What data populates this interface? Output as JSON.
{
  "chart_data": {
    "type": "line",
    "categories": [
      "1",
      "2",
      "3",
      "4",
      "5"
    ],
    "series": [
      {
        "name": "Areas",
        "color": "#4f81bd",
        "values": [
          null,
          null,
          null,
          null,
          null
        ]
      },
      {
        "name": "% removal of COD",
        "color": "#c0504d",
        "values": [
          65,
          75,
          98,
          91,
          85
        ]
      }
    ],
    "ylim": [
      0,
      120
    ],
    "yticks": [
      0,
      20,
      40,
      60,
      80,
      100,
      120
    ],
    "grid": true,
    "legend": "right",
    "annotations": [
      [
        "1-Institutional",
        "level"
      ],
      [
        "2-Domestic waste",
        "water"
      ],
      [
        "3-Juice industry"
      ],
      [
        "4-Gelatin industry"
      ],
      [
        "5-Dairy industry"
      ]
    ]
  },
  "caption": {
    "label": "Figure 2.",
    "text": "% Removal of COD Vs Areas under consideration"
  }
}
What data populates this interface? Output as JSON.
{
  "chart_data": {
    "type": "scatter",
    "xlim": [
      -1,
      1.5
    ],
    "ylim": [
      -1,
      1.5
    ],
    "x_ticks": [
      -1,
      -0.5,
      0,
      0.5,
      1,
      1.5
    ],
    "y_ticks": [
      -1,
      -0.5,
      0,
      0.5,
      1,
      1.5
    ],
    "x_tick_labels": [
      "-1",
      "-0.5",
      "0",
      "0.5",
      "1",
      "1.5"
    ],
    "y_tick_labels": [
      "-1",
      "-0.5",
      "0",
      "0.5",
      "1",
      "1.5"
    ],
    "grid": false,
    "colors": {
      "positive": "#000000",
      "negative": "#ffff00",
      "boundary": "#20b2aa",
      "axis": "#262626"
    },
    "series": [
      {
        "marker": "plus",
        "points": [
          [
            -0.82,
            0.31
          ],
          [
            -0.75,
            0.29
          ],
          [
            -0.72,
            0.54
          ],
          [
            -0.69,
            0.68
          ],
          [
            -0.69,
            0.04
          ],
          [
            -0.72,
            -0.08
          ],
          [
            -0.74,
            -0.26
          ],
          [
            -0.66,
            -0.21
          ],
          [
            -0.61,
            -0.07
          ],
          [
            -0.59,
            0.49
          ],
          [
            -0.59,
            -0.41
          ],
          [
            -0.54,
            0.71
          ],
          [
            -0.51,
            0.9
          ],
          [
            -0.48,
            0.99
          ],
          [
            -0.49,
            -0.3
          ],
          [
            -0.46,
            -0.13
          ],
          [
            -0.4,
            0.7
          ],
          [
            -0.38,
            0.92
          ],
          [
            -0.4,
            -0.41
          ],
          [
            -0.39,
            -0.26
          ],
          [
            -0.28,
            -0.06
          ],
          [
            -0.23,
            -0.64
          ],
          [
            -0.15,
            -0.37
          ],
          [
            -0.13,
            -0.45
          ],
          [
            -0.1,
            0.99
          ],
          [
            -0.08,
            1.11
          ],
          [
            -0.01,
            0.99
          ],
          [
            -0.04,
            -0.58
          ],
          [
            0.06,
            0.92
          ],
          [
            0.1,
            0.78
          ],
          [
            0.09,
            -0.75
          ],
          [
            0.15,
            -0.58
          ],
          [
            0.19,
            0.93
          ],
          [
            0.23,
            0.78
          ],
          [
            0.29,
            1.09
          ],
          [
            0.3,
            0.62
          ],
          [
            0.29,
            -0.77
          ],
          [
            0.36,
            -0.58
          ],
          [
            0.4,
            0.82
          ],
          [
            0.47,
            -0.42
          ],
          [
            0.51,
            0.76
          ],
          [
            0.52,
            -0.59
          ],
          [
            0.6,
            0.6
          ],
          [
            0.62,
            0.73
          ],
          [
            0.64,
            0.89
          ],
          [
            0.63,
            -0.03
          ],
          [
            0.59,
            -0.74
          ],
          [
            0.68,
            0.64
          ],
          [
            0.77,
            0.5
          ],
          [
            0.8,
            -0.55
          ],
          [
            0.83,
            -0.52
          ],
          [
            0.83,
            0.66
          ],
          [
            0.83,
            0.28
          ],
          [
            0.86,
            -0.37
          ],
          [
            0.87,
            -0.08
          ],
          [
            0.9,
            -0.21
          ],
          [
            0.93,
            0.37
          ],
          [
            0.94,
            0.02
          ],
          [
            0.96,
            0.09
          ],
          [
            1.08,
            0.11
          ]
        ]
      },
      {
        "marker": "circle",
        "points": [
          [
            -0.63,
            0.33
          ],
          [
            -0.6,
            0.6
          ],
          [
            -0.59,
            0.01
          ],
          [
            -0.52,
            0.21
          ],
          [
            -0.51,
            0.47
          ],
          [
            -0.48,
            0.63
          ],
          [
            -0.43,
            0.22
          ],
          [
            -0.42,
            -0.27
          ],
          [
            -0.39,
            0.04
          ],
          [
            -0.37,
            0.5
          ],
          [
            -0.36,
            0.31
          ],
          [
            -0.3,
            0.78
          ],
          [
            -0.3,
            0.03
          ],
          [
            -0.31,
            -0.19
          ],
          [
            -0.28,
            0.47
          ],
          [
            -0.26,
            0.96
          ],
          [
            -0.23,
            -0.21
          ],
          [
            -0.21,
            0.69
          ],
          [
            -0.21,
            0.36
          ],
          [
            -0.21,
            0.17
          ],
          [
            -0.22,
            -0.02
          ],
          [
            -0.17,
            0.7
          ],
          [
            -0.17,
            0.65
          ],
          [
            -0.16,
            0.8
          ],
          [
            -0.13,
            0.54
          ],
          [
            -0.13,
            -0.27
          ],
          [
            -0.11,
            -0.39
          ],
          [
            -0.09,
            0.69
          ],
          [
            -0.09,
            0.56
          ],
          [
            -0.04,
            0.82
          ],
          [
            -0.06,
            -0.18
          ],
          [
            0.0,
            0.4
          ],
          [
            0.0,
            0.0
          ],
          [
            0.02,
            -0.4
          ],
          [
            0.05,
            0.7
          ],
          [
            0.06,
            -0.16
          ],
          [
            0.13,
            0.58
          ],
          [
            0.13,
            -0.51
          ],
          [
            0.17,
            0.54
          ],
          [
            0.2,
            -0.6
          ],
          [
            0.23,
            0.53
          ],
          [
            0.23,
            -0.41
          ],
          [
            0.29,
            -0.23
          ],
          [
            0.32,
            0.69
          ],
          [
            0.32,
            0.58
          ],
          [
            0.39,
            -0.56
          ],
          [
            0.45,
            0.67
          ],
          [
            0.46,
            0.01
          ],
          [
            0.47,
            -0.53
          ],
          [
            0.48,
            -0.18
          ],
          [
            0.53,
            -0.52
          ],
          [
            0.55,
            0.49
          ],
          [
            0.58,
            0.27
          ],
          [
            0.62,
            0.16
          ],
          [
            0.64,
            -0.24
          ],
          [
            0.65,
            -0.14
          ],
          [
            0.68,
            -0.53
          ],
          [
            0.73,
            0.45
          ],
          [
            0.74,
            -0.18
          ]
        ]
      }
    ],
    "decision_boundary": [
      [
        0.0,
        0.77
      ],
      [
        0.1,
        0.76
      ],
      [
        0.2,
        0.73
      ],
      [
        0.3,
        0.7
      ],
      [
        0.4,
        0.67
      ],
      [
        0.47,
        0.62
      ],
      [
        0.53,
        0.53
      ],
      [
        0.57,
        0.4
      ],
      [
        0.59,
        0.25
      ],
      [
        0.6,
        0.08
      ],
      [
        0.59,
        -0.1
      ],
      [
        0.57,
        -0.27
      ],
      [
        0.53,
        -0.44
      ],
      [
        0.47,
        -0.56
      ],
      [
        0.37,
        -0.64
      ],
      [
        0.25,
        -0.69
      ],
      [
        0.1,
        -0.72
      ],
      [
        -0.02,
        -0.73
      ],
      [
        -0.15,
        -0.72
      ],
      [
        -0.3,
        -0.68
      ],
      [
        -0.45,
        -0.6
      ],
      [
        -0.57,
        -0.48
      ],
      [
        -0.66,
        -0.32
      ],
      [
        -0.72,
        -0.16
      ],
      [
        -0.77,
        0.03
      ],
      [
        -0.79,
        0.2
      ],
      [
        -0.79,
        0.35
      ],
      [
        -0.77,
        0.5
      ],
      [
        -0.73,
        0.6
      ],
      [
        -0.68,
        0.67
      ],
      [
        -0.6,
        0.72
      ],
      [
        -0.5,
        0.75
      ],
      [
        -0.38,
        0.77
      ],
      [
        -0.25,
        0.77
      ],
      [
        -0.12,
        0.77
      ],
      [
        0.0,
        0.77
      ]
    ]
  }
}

....

WHAT IS BEING ASKED :: Check each line of the entries above, and show every one holding the word "Areas".

SOLUTION TO THE EXERCISE ::
        "name": "Areas",
    "text": "% Removal of COD Vs Areas under consideration"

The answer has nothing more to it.